▶ _WRITTEN TASK_:
Look through the records that follow. Copy every line containing the word "Diversity".

- - - -

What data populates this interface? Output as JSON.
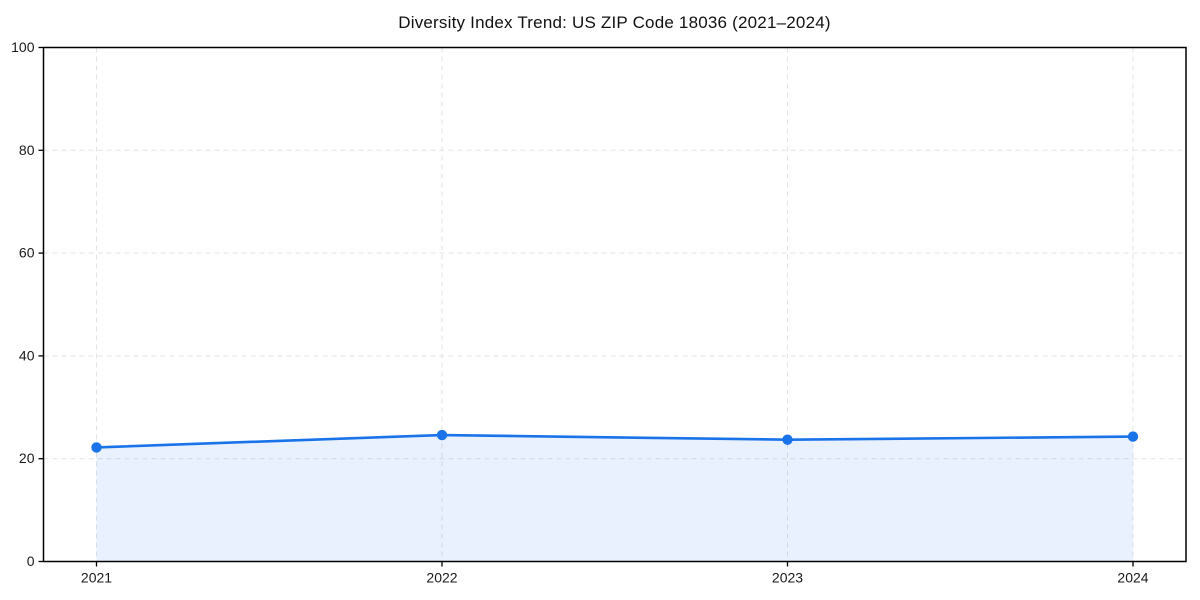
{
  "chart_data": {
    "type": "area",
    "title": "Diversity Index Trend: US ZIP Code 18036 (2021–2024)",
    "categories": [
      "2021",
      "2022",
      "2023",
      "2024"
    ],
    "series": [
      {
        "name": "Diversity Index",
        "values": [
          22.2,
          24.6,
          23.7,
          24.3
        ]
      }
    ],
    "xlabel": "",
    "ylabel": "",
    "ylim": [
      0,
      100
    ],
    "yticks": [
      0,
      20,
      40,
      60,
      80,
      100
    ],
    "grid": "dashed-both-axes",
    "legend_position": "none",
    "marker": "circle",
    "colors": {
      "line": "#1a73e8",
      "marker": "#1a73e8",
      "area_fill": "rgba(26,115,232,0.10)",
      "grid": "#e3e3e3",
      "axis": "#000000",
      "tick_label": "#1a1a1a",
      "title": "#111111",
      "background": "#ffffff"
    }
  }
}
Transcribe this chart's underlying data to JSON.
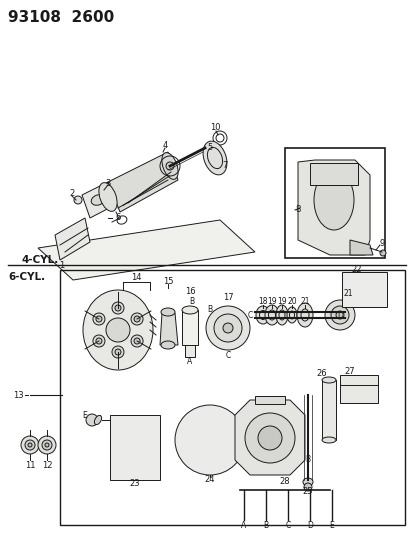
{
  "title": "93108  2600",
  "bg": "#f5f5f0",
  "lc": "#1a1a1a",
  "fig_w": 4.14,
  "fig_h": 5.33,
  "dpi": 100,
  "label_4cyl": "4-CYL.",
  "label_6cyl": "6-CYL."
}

- - - -

▶ _PROBLEM SOLUTION_:
    "title": "Diversity Index Trend: US ZIP Code 18036 (2021–2024)",
        "name": "Diversity Index",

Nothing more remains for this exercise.